*Entries shown*
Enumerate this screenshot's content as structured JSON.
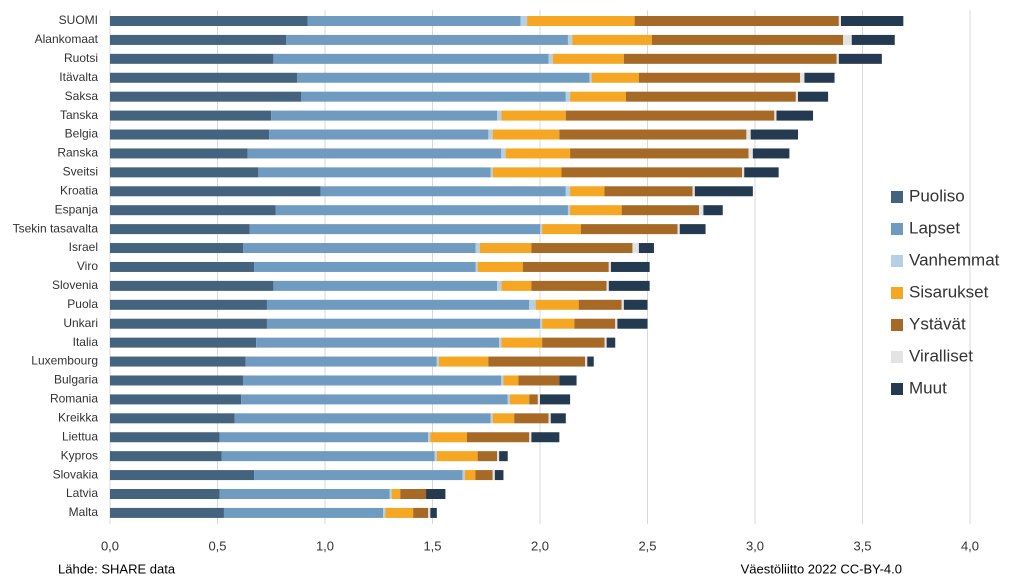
{
  "chart_data": {
    "type": "bar",
    "orientation": "horizontal",
    "stacked": true,
    "categories": [
      "SUOMI",
      "Alankomaat",
      "Ruotsi",
      "Itävalta",
      "Saksa",
      "Tanska",
      "Belgia",
      "Ranska",
      "Sveitsi",
      "Kroatia",
      "Espanja",
      "Tsekin tasavalta",
      "Israel",
      "Viro",
      "Slovenia",
      "Puola",
      "Unkari",
      "Italia",
      "Luxembourg",
      "Bulgaria",
      "Romania",
      "Kreikka",
      "Liettua",
      "Kypros",
      "Slovakia",
      "Latvia",
      "Malta"
    ],
    "series": [
      {
        "name": "Puoliso",
        "color": "#44637f",
        "values": [
          0.92,
          0.82,
          0.76,
          0.87,
          0.89,
          0.75,
          0.74,
          0.64,
          0.69,
          0.98,
          0.77,
          0.65,
          0.62,
          0.67,
          0.76,
          0.73,
          0.73,
          0.68,
          0.63,
          0.62,
          0.61,
          0.58,
          0.51,
          0.52,
          0.67,
          0.51,
          0.53
        ]
      },
      {
        "name": "Lapset",
        "color": "#6f9bc0",
        "values": [
          0.99,
          1.31,
          1.28,
          1.36,
          1.23,
          1.05,
          1.02,
          1.18,
          1.08,
          1.14,
          1.36,
          1.35,
          1.08,
          1.03,
          1.04,
          1.22,
          1.27,
          1.13,
          0.89,
          1.2,
          1.24,
          1.19,
          0.97,
          0.99,
          0.97,
          0.79,
          0.74
        ]
      },
      {
        "name": "Vanhemmat",
        "color": "#b5cfe3",
        "values": [
          0.03,
          0.02,
          0.02,
          0.01,
          0.02,
          0.02,
          0.02,
          0.02,
          0.01,
          0.02,
          0.01,
          0.01,
          0.02,
          0.01,
          0.02,
          0.03,
          0.01,
          0.01,
          0.01,
          0.01,
          0.01,
          0.01,
          0.01,
          0.01,
          0.01,
          0.01,
          0.01
        ]
      },
      {
        "name": "Sisarukset",
        "color": "#f5a623",
        "values": [
          0.5,
          0.37,
          0.33,
          0.22,
          0.26,
          0.3,
          0.31,
          0.3,
          0.32,
          0.16,
          0.24,
          0.18,
          0.24,
          0.21,
          0.14,
          0.2,
          0.15,
          0.19,
          0.23,
          0.07,
          0.09,
          0.1,
          0.17,
          0.19,
          0.05,
          0.04,
          0.13
        ]
      },
      {
        "name": "Ystävät",
        "color": "#a66a26",
        "values": [
          0.95,
          0.89,
          0.99,
          0.75,
          0.79,
          0.97,
          0.87,
          0.83,
          0.84,
          0.41,
          0.36,
          0.45,
          0.47,
          0.4,
          0.35,
          0.2,
          0.19,
          0.29,
          0.45,
          0.19,
          0.04,
          0.16,
          0.29,
          0.09,
          0.08,
          0.12,
          0.07
        ]
      },
      {
        "name": "Viralliset",
        "color": "#e3e3e3",
        "values": [
          0.01,
          0.04,
          0.01,
          0.02,
          0.01,
          0.01,
          0.02,
          0.02,
          0.01,
          0.01,
          0.02,
          0.01,
          0.03,
          0.01,
          0.01,
          0.01,
          0.01,
          0.01,
          0.01,
          0,
          0.01,
          0.01,
          0.01,
          0.01,
          0.01,
          0,
          0.01
        ]
      },
      {
        "name": "Muut",
        "color": "#233a50",
        "values": [
          0.29,
          0.2,
          0.2,
          0.14,
          0.14,
          0.17,
          0.22,
          0.17,
          0.16,
          0.27,
          0.09,
          0.12,
          0.07,
          0.18,
          0.19,
          0.11,
          0.14,
          0.04,
          0.03,
          0.08,
          0.14,
          0.07,
          0.13,
          0.04,
          0.04,
          0.09,
          0.03
        ]
      }
    ],
    "xlim": [
      0,
      4
    ],
    "xticks": [
      {
        "value": 0,
        "label": "0,0"
      },
      {
        "value": 0.5,
        "label": "0,5"
      },
      {
        "value": 1,
        "label": "1,0"
      },
      {
        "value": 1.5,
        "label": "1,5"
      },
      {
        "value": 2,
        "label": "2,0"
      },
      {
        "value": 2.5,
        "label": "2,5"
      },
      {
        "value": 3,
        "label": "3,0"
      },
      {
        "value": 3.5,
        "label": "3,5"
      },
      {
        "value": 4,
        "label": "4,0"
      }
    ],
    "grid": true,
    "legend": "right",
    "source": "Lähde: SHARE data",
    "credit": "Väestöliitto 2022 CC-BY-4.0"
  }
}
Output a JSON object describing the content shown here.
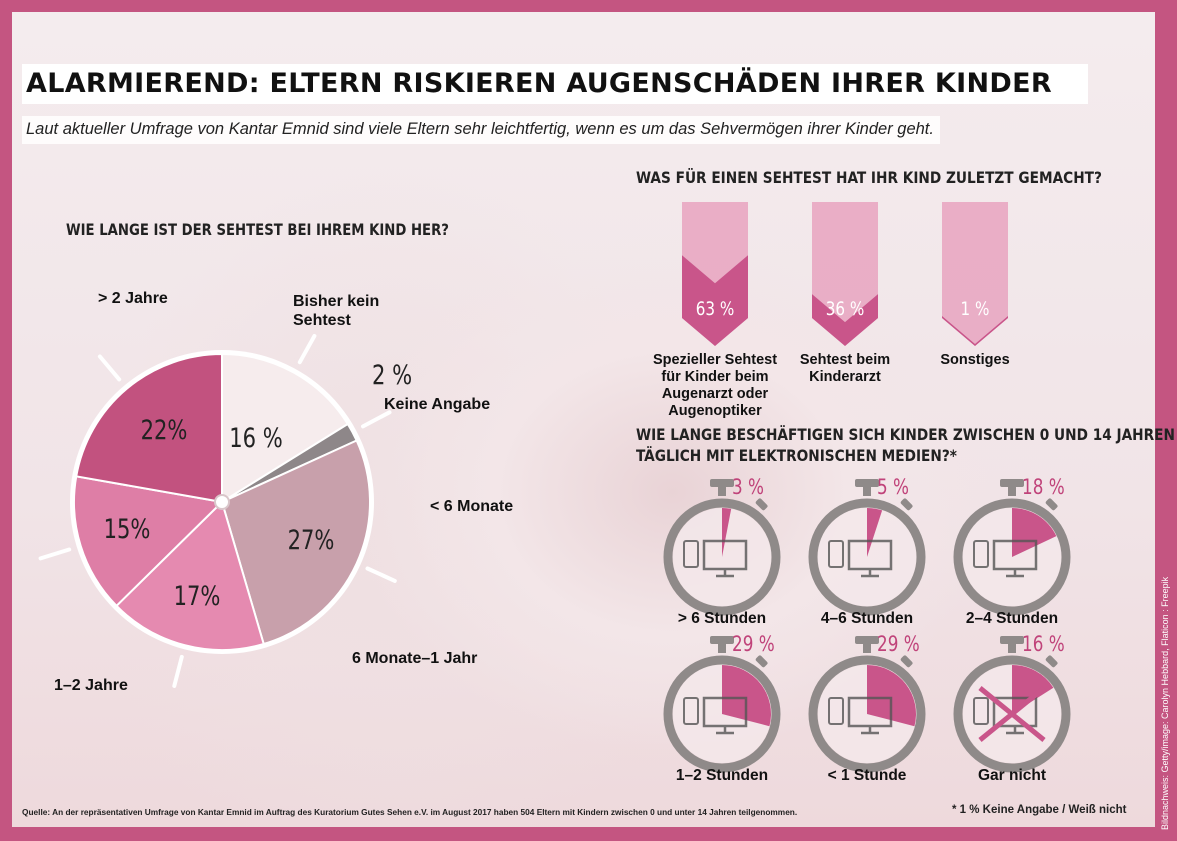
{
  "header": {
    "title": "ALARMIEREND: ELTERN RISKIEREN AUGENSCHÄDEN IHRER KINDER",
    "subtitle": "Laut aktueller Umfrage von Kantar Emnid sind viele Eltern sehr leichtfertig, wenn es um das Sehvermögen ihrer Kinder geht."
  },
  "colors": {
    "frame": "#c45581",
    "accent": "#c0437a",
    "timer_ring": "#8f8a89"
  },
  "chart_data": [
    {
      "type": "pie",
      "title": "WIE LANGE IST DER SEHTEST BEI IHREM KIND HER?",
      "slices": [
        {
          "label": "Bisher kein Sehtest",
          "value": 16,
          "value_text": "16 %",
          "color": "#f6eced"
        },
        {
          "label": "Keine Angabe",
          "value": 2,
          "value_text": "2 %",
          "color": "#8e8789"
        },
        {
          "label": "< 6 Monate",
          "value": 27,
          "value_text": "27%",
          "color": "#c8a0ab"
        },
        {
          "label": "6 Monate–1 Jahr",
          "value": 17,
          "value_text": "17%",
          "color": "#e58ab0"
        },
        {
          "label": "1–2 Jahre",
          "value": 15,
          "value_text": "15%",
          "color": "#de7ea6"
        },
        {
          "label": "> 2 Jahre",
          "value": 22,
          "value_text": "22%",
          "color": "#c2527f"
        }
      ]
    },
    {
      "type": "bar",
      "title": "WAS FÜR EINEN SEHTEST HAT IHR KIND ZULETZT GEMACHT?",
      "categories": [
        "Spezieller Sehtest für Kinder beim Augenarzt oder Augenoptiker",
        "Sehtest beim Kinderarzt",
        "Sonstiges"
      ],
      "values": [
        63,
        36,
        1
      ],
      "value_texts": [
        "63 %",
        "36 %",
        "1 %"
      ],
      "category_lines": [
        [
          "Spezieller Sehtest",
          "für Kinder beim",
          "Augenarzt oder",
          "Augenoptiker"
        ],
        [
          "Sehtest beim",
          "Kinderarzt"
        ],
        [
          "Sonstiges"
        ]
      ],
      "ylim": [
        0,
        100
      ]
    },
    {
      "type": "pie",
      "title_lines": [
        "WIE LANGE BESCHÄFTIGEN SICH KINDER ZWISCHEN 0 UND 14 JAHREN",
        "TÄGLICH MIT ELEKTRONISCHEN MEDIEN?*"
      ],
      "items": [
        {
          "label": "> 6 Stunden",
          "value": 3,
          "value_text": "3 %"
        },
        {
          "label": "4–6 Stunden",
          "value": 5,
          "value_text": "5 %"
        },
        {
          "label": "2–4 Stunden",
          "value": 18,
          "value_text": "18 %"
        },
        {
          "label": "1–2 Stunden",
          "value": 29,
          "value_text": "29 %"
        },
        {
          "label": "< 1 Stunde",
          "value": 29,
          "value_text": "29 %"
        },
        {
          "label": "Gar nicht",
          "value": 16,
          "value_text": "16 %"
        }
      ]
    }
  ],
  "footer": {
    "source": "Quelle: An der repräsentativen Umfrage von Kantar Emnid im Auftrag des Kuratorium Gutes Sehen e.V. im August 2017 haben 504 Eltern mit Kindern zwischen 0 und unter 14 Jahren teilgenommen.",
    "footnote": "* 1 % Keine Angabe / Weiß nicht",
    "credit": "Bildnachweis: Getty/image: Carolyn Hebbard, Flaticon : Freepik"
  }
}
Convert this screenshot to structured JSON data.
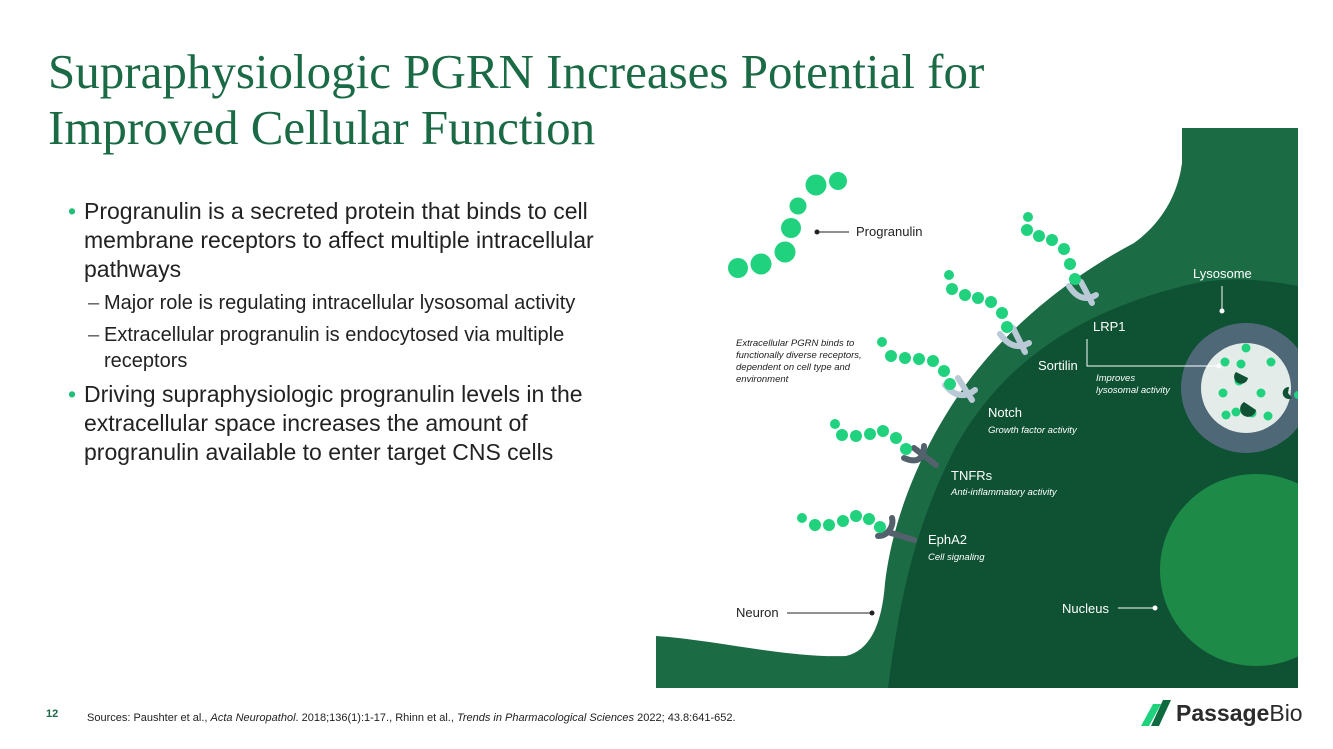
{
  "title": "Supraphysiologic PGRN Increases Potential for Improved Cellular Function",
  "bullets": {
    "b1": "Progranulin is a secreted protein that binds to cell membrane receptors to affect multiple intracellular pathways",
    "b1_sub1": "Major role is regulating intracellular lysosomal activity",
    "b1_sub2": "Extracellular progranulin is endocytosed via multiple receptors",
    "b2": "Driving supraphysiologic progranulin levels in the extracellular space increases the amount of progranulin available to enter target CNS cells",
    "bullet_glyph": "•",
    "dash_glyph": "–"
  },
  "diagram": {
    "progranulin_label": "Progranulin",
    "extracellular_note": [
      "Extracellular PGRN binds to",
      "functionally diverse receptors,",
      "dependent on cell type and",
      "environment"
    ],
    "lysosome_label": "Lysosome",
    "lrp1_label": "LRP1",
    "sortilin_label": "Sortilin",
    "improves_label": [
      "Improves",
      "lysosomal activity"
    ],
    "notch_label": "Notch",
    "notch_activity": "Growth factor activity",
    "tnfrs_label": "TNFRs",
    "tnfrs_activity": "Anti-inflammatory activity",
    "epha2_label": "EphA2",
    "epha2_activity": "Cell signaling",
    "neuron_label": "Neuron",
    "nucleus_label": "Nucleus",
    "colors": {
      "cell_outer": "#1b6b45",
      "cell_inner": "#0e5233",
      "nucleus": "#1e8a48",
      "granulin": "#20d27e",
      "receptor_light": "#b9cad6",
      "receptor_dark": "#53616c",
      "lysosome_ring": "#4f6878",
      "lysosome_core": "#e4ecea"
    }
  },
  "footer": {
    "slide_number": "12",
    "sources_prefix": "Sources: Paushter et al., ",
    "sources_journal1": "Acta Neuropathol",
    "sources_mid": ". 2018;136(1):1-17., Rhinn et al., ",
    "sources_journal2": "Trends in Pharmacological Sciences",
    "sources_suffix": " 2022; 43.8:641-652.",
    "logo_word1": "Passage",
    "logo_word2": "Bio"
  }
}
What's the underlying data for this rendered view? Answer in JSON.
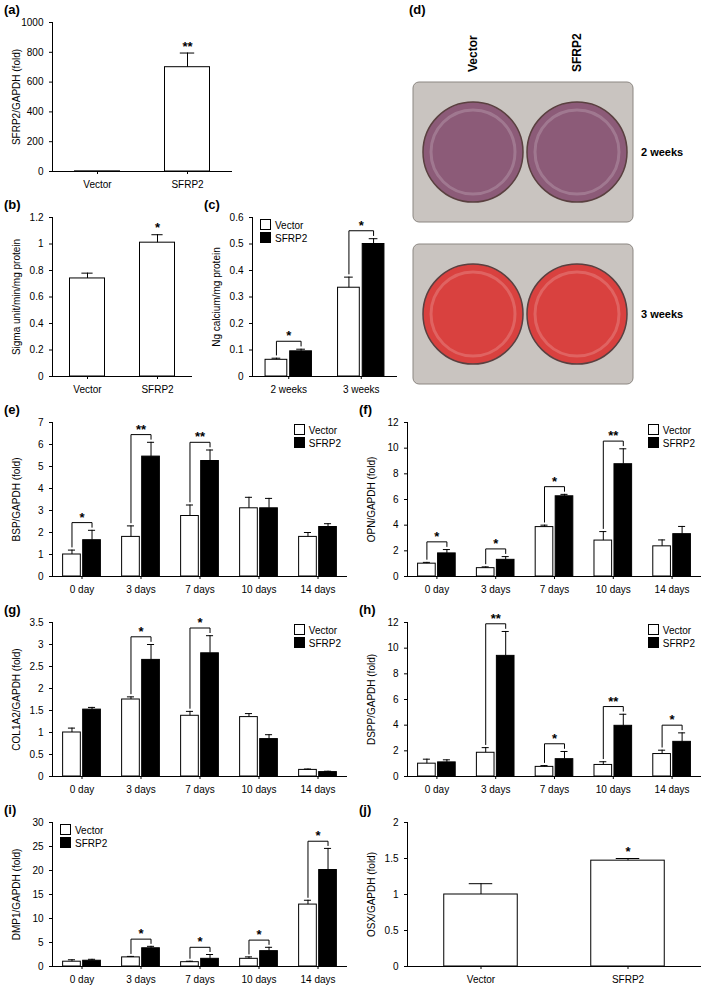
{
  "chart_data": [
    {
      "type": "bar",
      "title": "(a)",
      "y_label": "SFRP2/GAPDH (fold)",
      "categories": [
        "Vector",
        "SFRP2"
      ],
      "values": [
        1,
        700
      ],
      "errors": [
        0,
        95
      ],
      "colors": [
        "#ffffff",
        "#ffffff"
      ],
      "significance": [
        null,
        "**"
      ],
      "ylim": [
        0,
        1000
      ],
      "yticks": [
        0,
        200,
        400,
        600,
        800,
        1000
      ]
    },
    {
      "type": "bar",
      "title": "(b)",
      "y_label": "Sigma unit/min/mg protein",
      "categories": [
        "Vector",
        "SFRP2"
      ],
      "values": [
        0.74,
        1.01
      ],
      "errors": [
        0.04,
        0.06
      ],
      "colors": [
        "#ffffff",
        "#ffffff"
      ],
      "significance": [
        null,
        "*"
      ],
      "ylim": [
        0,
        1.2
      ],
      "yticks": [
        0,
        0.2,
        0.4,
        0.6,
        0.8,
        1,
        1.2
      ]
    },
    {
      "type": "bar",
      "title": "(c)",
      "y_label": "Ng calcium/mg protein",
      "categories": [
        "2 weeks",
        "3 weeks"
      ],
      "legend": "top-left",
      "series": [
        {
          "name": "Vector",
          "color": "#ffffff",
          "values": [
            0.063,
            0.335
          ],
          "errors": [
            0.006,
            0.04
          ]
        },
        {
          "name": "SFRP2",
          "color": "#000000",
          "values": [
            0.095,
            0.5
          ],
          "errors": [
            0.008,
            0.02
          ]
        }
      ],
      "significance": [
        "*",
        "*"
      ],
      "ylim": [
        0,
        0.6
      ],
      "yticks": [
        0,
        0.1,
        0.2,
        0.3,
        0.4,
        0.5,
        0.6
      ]
    },
    {
      "type": "image",
      "title": "(d)",
      "columns": [
        "Vector",
        "SFRP2"
      ],
      "rows": [
        "2 weeks",
        "3 weeks"
      ],
      "colors": [
        "#8c5b78",
        "#d9413f"
      ]
    },
    {
      "type": "bar",
      "title": "(e)",
      "y_label": "BSP/GAPDH (fold)",
      "categories": [
        "0 day",
        "3 days",
        "7 days",
        "10 days",
        "14 days"
      ],
      "legend": "top-right",
      "series": [
        {
          "name": "Vector",
          "color": "#ffffff",
          "values": [
            1.0,
            1.8,
            2.75,
            3.1,
            1.8
          ],
          "errors": [
            0.2,
            0.5,
            0.5,
            0.5,
            0.2
          ]
        },
        {
          "name": "SFRP2",
          "color": "#000000",
          "values": [
            1.65,
            5.45,
            5.25,
            3.1,
            2.25
          ],
          "errors": [
            0.45,
            0.65,
            0.5,
            0.45,
            0.15
          ]
        }
      ],
      "significance": [
        "*",
        "**",
        "**",
        null,
        null
      ],
      "ylim": [
        0,
        7
      ],
      "yticks": [
        0,
        1,
        2,
        3,
        4,
        5,
        6,
        7
      ]
    },
    {
      "type": "bar",
      "title": "(f)",
      "y_label": "OPN/GAPDH (fold)",
      "categories": [
        "0 day",
        "3 days",
        "7 days",
        "10 days",
        "14 days"
      ],
      "legend": "top-right",
      "series": [
        {
          "name": "Vector",
          "color": "#ffffff",
          "values": [
            1.0,
            0.65,
            3.85,
            2.8,
            2.35
          ],
          "errors": [
            0.1,
            0.1,
            0.15,
            0.7,
            0.5
          ]
        },
        {
          "name": "SFRP2",
          "color": "#000000",
          "values": [
            1.8,
            1.3,
            6.25,
            8.75,
            3.3
          ],
          "errors": [
            0.3,
            0.25,
            0.15,
            1.2,
            0.6
          ]
        }
      ],
      "significance": [
        "*",
        "*",
        "*",
        "**",
        null
      ],
      "ylim": [
        0,
        12
      ],
      "yticks": [
        0,
        2,
        4,
        6,
        8,
        10,
        12
      ]
    },
    {
      "type": "bar",
      "title": "(g)",
      "y_label": "COL1A2/GAPDH (fold)",
      "categories": [
        "0 day",
        "3 days",
        "7 days",
        "10 days",
        "14 days"
      ],
      "legend": "top-right",
      "series": [
        {
          "name": "Vector",
          "color": "#ffffff",
          "values": [
            1.0,
            1.75,
            1.38,
            1.35,
            0.15
          ],
          "errors": [
            0.1,
            0.06,
            0.1,
            0.08,
            0.02
          ]
        },
        {
          "name": "SFRP2",
          "color": "#000000",
          "values": [
            1.52,
            2.65,
            2.8,
            0.85,
            0.1
          ],
          "errors": [
            0.05,
            0.35,
            0.4,
            0.1,
            0.02
          ]
        }
      ],
      "significance": [
        null,
        "*",
        "*",
        null,
        null
      ],
      "ylim": [
        0,
        3.5
      ],
      "yticks": [
        0,
        0.5,
        1,
        1.5,
        2,
        2.5,
        3,
        3.5
      ]
    },
    {
      "type": "bar",
      "title": "(h)",
      "y_label": "DSPP/GAPDH (fold)",
      "categories": [
        "0 day",
        "3 days",
        "7 days",
        "10 days",
        "14 days"
      ],
      "legend": "top-right",
      "series": [
        {
          "name": "Vector",
          "color": "#ffffff",
          "values": [
            1.0,
            1.85,
            0.75,
            0.9,
            1.75
          ],
          "errors": [
            0.35,
            0.4,
            0.1,
            0.25,
            0.3
          ]
        },
        {
          "name": "SFRP2",
          "color": "#000000",
          "values": [
            1.1,
            9.4,
            1.35,
            3.95,
            2.7
          ],
          "errors": [
            0.2,
            1.9,
            0.6,
            0.9,
            0.7
          ]
        }
      ],
      "significance": [
        null,
        "**",
        "*",
        "**",
        "*"
      ],
      "ylim": [
        0,
        12
      ],
      "yticks": [
        0,
        2,
        4,
        6,
        8,
        10,
        12
      ]
    },
    {
      "type": "bar",
      "title": "(i)",
      "y_label": "DMP1/GAPDH (fold)",
      "categories": [
        "0 day",
        "3 days",
        "7 days",
        "10 days",
        "14 days"
      ],
      "legend": "top-left",
      "series": [
        {
          "name": "Vector",
          "color": "#ffffff",
          "values": [
            1.0,
            1.9,
            0.9,
            1.6,
            12.9
          ],
          "errors": [
            0.4,
            0.2,
            0.2,
            0.4,
            0.9
          ]
        },
        {
          "name": "SFRP2",
          "color": "#000000",
          "values": [
            1.2,
            3.8,
            1.6,
            3.2,
            20.1
          ],
          "errors": [
            0.3,
            0.4,
            0.9,
            0.8,
            4.5
          ]
        }
      ],
      "significance": [
        null,
        "*",
        "*",
        "*",
        "*"
      ],
      "ylim": [
        0,
        30
      ],
      "yticks": [
        0,
        5,
        10,
        15,
        20,
        25,
        30
      ]
    },
    {
      "type": "bar",
      "title": "(j)",
      "y_label": "OSX/GAPDH (fold)",
      "categories": [
        "Vector",
        "SFRP2"
      ],
      "values": [
        1.0,
        1.47
      ],
      "errors": [
        0.15,
        0.03
      ],
      "colors": [
        "#ffffff",
        "#ffffff"
      ],
      "significance": [
        null,
        "*"
      ],
      "ylim": [
        0,
        2
      ],
      "yticks": [
        0,
        0.5,
        1,
        1.5,
        2
      ]
    }
  ]
}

*What this task involves*
When a line holds the string "Spezieller", pull it out of the listing.

*Written response*
        "Spezieller Sehtest für Kinder beim Augenarzt oder Augenoptiker",
          "Spezieller Sehtest",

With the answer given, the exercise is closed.